## Directive
Below are the records; copy each line in them that holds the word "экономического".

## Information provided
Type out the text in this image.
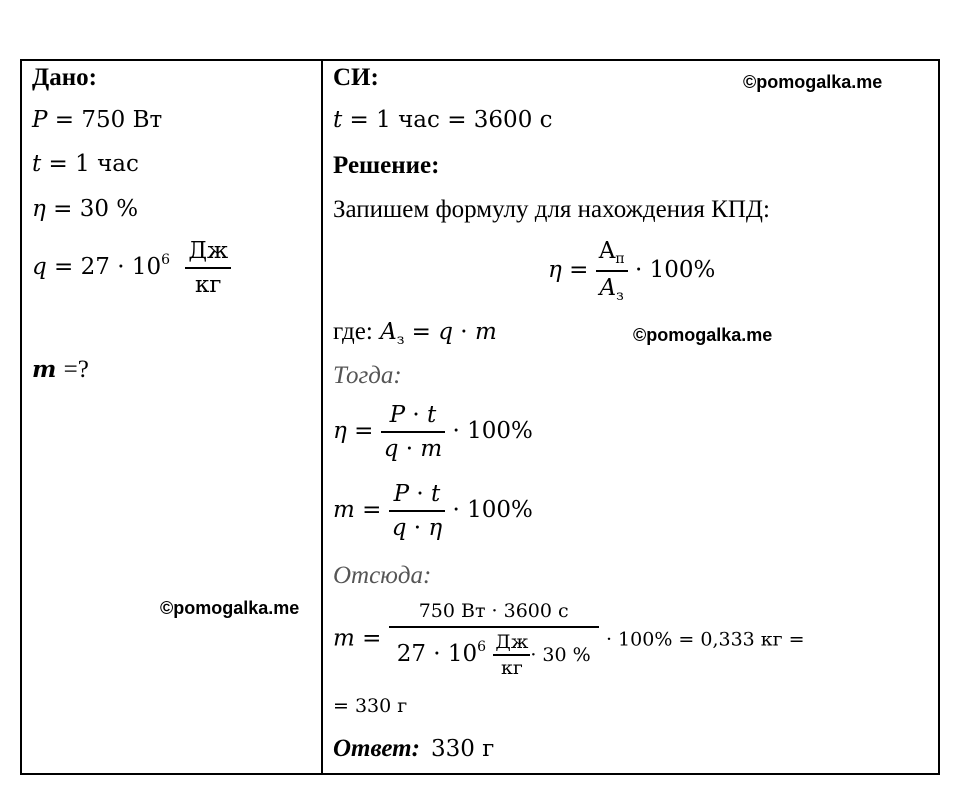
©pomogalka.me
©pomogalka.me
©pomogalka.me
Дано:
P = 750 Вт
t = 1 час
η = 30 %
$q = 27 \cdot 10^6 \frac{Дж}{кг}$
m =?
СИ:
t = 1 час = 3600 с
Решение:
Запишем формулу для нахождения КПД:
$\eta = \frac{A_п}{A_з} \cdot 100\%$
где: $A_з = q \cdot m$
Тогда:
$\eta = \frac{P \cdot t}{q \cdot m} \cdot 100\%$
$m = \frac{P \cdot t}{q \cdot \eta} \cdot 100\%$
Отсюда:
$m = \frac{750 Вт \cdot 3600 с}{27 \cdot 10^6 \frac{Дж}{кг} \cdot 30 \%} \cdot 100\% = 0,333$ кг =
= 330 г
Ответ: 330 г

...

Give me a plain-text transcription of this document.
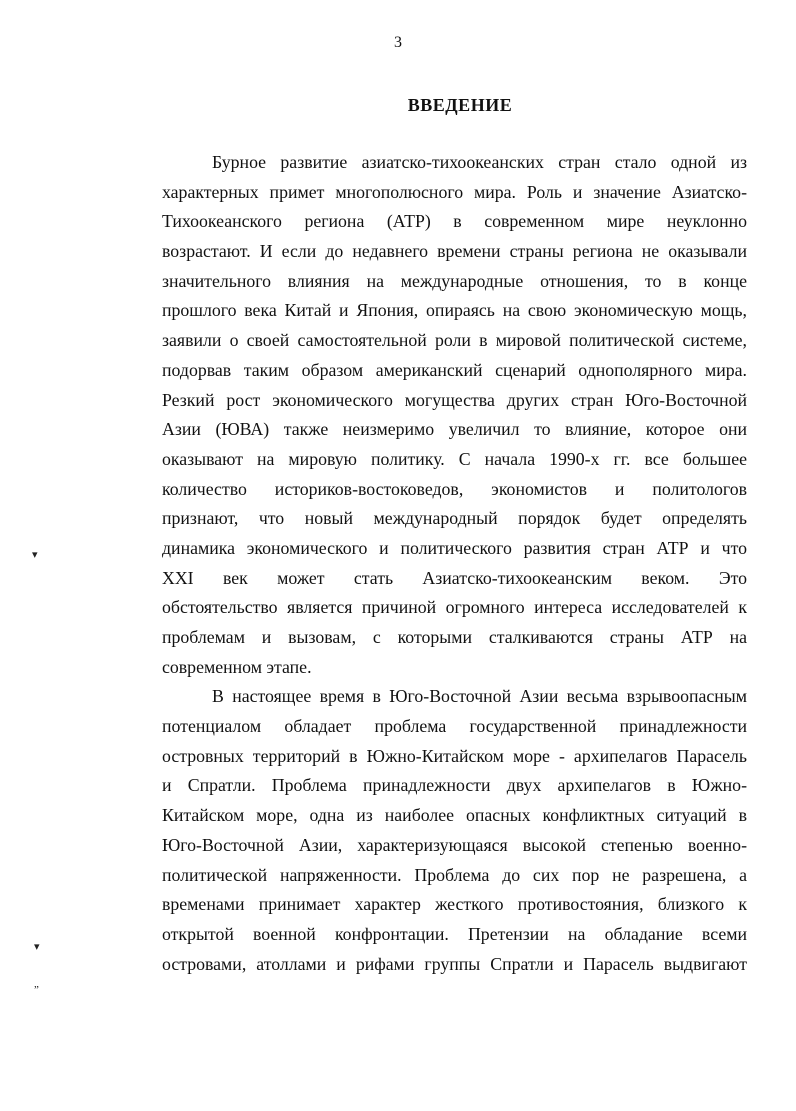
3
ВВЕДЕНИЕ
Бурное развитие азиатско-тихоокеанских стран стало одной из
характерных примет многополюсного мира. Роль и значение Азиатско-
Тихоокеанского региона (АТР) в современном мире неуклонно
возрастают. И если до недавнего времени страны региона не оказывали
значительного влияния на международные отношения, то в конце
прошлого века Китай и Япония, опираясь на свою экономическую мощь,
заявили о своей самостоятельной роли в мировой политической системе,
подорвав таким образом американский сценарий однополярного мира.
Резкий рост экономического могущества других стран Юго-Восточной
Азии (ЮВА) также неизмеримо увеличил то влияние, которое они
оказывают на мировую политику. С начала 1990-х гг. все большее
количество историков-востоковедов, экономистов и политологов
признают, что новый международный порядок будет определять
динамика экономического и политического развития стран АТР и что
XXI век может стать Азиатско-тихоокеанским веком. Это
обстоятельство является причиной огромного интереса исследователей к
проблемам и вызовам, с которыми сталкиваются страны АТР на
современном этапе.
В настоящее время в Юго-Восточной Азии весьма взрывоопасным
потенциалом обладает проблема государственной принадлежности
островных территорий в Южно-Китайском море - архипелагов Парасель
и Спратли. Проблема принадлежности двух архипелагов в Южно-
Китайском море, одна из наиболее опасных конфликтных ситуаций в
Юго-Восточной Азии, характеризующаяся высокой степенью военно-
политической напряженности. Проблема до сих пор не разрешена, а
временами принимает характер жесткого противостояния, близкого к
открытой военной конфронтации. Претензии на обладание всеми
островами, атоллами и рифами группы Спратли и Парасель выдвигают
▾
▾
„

--

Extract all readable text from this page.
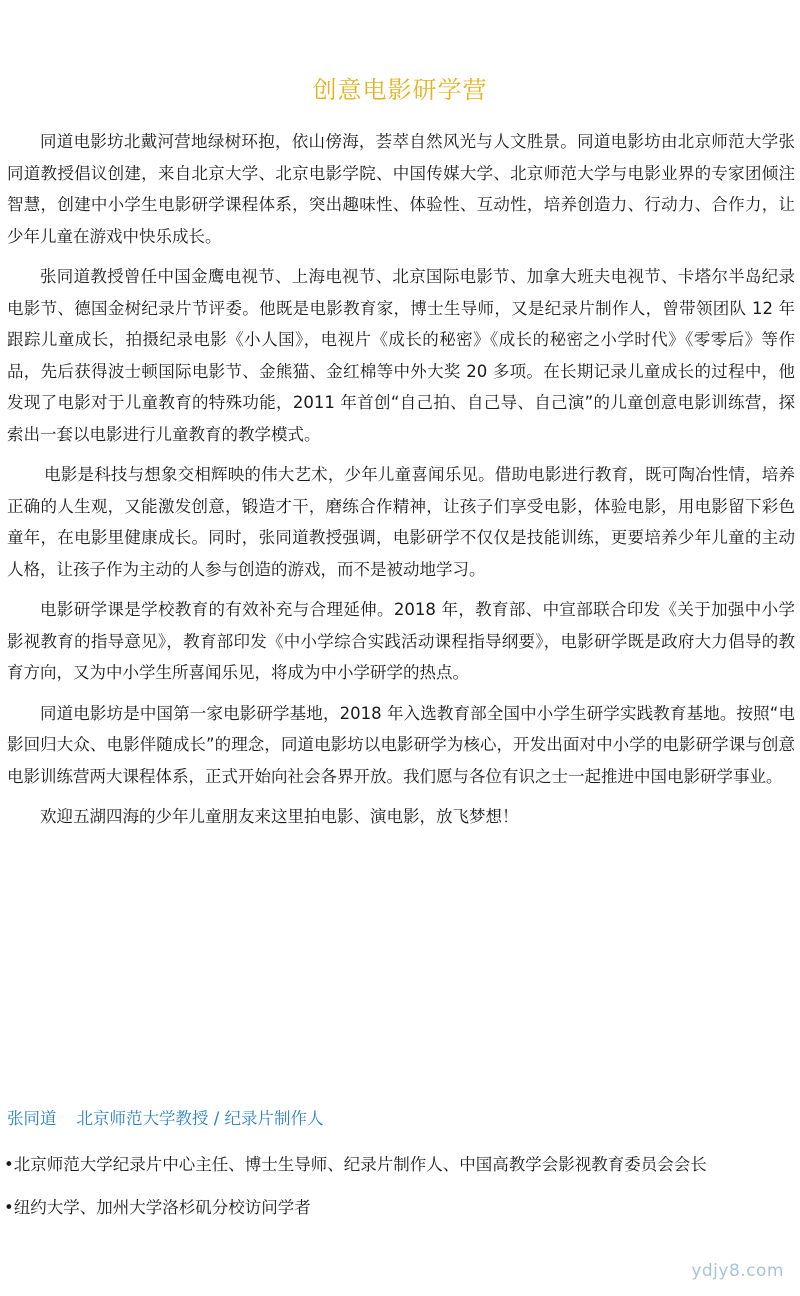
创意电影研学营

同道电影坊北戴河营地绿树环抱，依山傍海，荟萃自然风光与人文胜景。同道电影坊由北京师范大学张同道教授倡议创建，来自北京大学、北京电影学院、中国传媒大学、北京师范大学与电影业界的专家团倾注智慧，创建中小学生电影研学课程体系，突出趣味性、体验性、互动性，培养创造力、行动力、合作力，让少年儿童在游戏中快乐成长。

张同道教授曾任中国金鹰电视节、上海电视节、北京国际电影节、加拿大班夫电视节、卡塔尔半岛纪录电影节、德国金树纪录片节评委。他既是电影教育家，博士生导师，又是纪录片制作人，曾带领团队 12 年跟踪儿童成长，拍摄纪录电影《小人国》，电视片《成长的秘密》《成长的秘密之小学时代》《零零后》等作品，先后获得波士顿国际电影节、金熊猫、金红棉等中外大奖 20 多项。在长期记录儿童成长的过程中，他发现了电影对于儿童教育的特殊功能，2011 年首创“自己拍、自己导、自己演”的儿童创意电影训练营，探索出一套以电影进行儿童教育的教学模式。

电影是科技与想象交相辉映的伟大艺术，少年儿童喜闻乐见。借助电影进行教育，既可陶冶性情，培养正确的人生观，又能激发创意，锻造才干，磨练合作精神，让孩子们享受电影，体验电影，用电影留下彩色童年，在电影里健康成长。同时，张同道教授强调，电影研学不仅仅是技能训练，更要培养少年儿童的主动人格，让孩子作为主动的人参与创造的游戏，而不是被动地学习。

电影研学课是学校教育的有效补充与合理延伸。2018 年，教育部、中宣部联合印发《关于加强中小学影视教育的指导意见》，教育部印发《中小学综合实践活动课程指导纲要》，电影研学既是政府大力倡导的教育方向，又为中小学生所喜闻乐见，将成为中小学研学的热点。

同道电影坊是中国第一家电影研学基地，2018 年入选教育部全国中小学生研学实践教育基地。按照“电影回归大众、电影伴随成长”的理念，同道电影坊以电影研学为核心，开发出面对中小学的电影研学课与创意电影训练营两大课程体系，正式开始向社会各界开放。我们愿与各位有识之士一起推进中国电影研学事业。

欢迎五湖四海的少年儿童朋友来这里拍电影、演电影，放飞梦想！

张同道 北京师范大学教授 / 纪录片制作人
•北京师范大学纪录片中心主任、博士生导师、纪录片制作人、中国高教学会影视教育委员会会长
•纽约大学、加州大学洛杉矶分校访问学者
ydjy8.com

## Full solution
Резкий рост экономического могущества других стран Юго-Восточной
динамика экономического и политического развития стран АТР и что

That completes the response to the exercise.